• **To be done**
Lines holding the string "після" are the ones to copy; find them all in the data.

• **Dataset records**

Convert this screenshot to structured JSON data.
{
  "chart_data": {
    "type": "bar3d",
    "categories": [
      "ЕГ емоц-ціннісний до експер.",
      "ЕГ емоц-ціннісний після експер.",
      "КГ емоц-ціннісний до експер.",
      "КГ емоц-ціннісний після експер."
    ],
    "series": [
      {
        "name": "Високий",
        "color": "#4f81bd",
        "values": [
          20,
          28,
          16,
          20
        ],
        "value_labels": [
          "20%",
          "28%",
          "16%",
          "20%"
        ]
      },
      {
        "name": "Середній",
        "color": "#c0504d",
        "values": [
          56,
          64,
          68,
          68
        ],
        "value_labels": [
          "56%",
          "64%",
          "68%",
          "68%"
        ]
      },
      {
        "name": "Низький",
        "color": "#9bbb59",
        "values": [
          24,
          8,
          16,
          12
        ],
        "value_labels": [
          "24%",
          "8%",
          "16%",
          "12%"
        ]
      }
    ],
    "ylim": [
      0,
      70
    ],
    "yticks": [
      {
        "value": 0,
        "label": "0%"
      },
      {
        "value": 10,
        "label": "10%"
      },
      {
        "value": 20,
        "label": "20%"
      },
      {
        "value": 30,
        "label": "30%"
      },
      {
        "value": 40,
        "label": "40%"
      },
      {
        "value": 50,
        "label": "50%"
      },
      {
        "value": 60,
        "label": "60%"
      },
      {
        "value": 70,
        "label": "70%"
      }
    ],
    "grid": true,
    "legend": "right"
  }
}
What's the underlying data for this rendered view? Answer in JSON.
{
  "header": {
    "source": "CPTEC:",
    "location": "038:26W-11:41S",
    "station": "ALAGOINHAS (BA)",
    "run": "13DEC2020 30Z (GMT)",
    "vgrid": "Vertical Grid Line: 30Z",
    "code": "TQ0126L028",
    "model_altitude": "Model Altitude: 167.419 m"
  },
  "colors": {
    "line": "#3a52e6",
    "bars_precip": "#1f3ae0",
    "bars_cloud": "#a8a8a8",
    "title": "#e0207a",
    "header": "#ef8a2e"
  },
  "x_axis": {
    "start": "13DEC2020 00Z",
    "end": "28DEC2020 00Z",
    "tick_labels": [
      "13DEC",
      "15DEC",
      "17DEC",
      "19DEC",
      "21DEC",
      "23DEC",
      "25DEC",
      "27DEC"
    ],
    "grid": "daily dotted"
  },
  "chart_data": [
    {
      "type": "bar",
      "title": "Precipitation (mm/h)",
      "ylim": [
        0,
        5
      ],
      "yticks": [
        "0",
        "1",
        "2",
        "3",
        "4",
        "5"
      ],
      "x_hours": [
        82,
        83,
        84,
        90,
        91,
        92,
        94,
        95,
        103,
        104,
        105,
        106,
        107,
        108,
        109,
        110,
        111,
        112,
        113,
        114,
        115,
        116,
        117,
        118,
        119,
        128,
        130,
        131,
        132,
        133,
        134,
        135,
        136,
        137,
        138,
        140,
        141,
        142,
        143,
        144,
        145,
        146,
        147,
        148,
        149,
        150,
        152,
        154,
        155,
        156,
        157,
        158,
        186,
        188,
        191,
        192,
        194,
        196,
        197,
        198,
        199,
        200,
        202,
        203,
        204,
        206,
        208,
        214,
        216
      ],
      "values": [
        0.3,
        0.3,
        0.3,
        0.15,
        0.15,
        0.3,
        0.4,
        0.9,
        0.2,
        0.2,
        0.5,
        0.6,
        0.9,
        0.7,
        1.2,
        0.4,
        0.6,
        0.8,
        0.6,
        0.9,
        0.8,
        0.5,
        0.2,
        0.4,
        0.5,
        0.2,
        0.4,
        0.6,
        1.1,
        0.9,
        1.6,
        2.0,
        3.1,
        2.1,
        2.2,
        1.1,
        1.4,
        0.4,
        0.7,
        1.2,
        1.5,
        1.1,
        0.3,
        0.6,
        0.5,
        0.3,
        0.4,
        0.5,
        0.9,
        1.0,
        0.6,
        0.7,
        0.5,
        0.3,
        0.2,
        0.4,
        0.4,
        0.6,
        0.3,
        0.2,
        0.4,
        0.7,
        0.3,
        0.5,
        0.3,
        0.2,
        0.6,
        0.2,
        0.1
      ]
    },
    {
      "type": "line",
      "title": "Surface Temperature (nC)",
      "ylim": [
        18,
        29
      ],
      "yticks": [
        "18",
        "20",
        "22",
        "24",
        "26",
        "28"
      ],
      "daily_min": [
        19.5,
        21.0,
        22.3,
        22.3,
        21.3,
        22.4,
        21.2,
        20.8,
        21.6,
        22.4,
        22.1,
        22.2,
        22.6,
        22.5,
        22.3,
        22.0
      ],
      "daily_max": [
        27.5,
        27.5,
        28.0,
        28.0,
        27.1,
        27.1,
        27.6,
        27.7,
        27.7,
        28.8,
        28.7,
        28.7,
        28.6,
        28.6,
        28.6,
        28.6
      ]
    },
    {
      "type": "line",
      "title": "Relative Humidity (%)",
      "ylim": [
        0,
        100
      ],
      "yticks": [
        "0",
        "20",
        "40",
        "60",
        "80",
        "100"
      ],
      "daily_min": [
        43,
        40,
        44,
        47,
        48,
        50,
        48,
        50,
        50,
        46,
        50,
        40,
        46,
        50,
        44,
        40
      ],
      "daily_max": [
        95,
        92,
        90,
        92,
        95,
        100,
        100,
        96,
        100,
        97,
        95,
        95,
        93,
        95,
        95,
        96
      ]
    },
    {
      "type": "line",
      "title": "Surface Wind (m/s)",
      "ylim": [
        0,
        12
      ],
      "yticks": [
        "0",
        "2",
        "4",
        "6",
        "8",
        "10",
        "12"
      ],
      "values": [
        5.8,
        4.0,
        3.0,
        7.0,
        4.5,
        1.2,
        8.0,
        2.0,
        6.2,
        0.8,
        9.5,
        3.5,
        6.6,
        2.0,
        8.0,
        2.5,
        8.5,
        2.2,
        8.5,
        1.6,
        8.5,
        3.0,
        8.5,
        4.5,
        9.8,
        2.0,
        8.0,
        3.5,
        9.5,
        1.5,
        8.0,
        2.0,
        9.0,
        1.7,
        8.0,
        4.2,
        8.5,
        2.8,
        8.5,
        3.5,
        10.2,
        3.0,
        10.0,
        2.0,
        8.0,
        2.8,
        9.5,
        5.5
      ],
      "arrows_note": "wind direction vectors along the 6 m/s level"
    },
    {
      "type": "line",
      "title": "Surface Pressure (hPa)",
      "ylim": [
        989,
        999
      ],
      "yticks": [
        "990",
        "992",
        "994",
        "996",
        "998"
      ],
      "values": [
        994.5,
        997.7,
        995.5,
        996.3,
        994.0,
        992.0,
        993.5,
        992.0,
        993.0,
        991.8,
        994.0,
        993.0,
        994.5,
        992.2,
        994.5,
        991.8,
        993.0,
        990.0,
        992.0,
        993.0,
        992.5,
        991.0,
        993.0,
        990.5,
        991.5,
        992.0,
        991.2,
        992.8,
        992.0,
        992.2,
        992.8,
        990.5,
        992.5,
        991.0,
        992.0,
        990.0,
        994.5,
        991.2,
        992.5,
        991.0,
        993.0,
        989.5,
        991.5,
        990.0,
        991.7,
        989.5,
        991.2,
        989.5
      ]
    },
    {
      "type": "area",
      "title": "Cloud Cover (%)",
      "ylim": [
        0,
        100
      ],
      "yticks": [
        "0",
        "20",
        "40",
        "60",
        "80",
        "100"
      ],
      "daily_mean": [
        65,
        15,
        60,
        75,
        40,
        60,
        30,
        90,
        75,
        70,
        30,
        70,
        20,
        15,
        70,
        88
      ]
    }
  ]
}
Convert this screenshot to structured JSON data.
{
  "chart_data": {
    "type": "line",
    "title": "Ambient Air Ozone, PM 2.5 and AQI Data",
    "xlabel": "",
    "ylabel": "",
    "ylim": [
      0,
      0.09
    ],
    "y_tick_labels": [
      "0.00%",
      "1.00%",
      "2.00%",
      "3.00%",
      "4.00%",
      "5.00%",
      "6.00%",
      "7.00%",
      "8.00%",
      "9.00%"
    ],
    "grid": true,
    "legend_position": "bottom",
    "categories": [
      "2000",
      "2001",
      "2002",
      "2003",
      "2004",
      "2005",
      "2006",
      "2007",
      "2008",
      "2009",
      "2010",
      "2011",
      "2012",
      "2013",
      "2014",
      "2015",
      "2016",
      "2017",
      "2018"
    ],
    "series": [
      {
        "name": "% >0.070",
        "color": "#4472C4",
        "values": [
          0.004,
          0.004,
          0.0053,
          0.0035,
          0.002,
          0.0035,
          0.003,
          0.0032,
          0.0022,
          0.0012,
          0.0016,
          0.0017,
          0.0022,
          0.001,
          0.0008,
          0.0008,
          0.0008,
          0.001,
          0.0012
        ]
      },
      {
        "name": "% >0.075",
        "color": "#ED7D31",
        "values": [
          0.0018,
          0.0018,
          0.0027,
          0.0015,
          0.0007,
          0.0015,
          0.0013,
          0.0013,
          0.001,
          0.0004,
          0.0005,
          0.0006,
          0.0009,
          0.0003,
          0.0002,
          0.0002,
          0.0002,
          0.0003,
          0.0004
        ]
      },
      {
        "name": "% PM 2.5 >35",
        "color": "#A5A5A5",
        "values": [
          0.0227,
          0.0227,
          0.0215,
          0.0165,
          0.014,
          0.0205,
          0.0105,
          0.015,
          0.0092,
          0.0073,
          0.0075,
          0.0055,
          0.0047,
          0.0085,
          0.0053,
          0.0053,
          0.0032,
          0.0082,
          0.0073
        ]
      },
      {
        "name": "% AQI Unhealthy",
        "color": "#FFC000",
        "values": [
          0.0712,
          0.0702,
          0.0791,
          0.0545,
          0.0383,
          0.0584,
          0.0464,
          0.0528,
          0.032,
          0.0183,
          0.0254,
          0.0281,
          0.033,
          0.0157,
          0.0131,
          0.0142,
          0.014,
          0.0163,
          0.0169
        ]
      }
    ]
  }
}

• **Full answer**
      "ЕГ емоц-ціннісний після експер.",
      "КГ емоц-ціннісний після експер."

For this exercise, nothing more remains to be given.